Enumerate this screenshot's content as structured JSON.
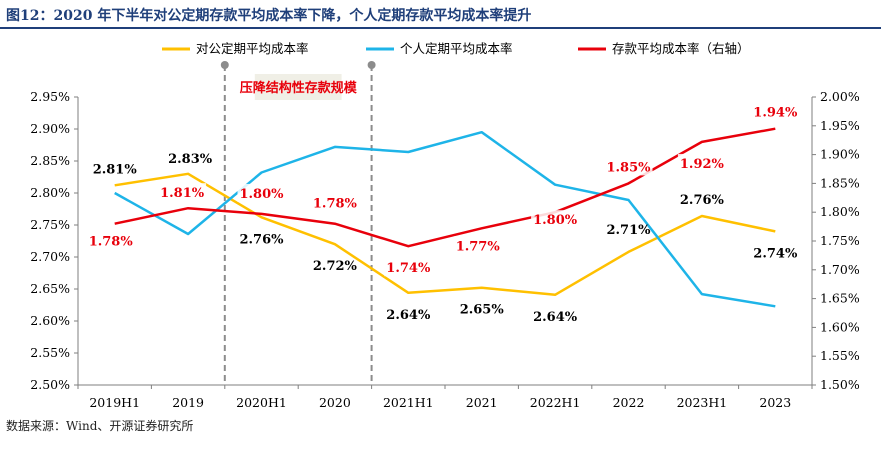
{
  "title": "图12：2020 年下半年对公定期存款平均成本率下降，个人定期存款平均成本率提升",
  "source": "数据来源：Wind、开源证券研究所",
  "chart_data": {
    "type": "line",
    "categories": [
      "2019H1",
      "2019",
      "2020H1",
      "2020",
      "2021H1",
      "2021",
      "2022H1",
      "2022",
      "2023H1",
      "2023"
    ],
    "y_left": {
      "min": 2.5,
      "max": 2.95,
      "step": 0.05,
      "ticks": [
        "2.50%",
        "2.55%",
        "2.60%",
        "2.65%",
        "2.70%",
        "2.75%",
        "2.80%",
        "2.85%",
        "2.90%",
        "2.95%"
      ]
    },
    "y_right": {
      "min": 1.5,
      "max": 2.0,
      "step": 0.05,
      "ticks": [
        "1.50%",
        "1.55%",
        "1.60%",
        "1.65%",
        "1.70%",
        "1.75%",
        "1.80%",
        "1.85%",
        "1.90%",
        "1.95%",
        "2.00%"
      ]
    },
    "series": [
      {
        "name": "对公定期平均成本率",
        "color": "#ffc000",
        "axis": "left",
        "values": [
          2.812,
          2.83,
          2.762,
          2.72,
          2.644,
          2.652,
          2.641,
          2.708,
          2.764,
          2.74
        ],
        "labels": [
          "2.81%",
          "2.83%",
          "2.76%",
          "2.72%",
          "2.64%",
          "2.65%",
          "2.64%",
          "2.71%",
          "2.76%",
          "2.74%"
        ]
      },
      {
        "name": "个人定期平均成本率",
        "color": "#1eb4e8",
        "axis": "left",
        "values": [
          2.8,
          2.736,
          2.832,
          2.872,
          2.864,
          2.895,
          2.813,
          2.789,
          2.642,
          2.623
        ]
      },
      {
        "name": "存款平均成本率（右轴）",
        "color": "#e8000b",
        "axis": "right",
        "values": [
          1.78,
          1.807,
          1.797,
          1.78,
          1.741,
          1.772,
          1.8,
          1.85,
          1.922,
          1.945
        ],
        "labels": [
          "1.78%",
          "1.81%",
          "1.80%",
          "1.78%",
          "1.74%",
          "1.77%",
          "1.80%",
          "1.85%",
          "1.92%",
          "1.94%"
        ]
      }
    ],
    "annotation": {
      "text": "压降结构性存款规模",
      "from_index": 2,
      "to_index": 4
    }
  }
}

##########

_Instructions for the task:_
Search the data above for the string "name" and copy each line that has it.

_Reply:_
        "name": "对公定期平均成本率",
        "name": "个人定期平均成本率",
        "name": "存款平均成本率（右轴）",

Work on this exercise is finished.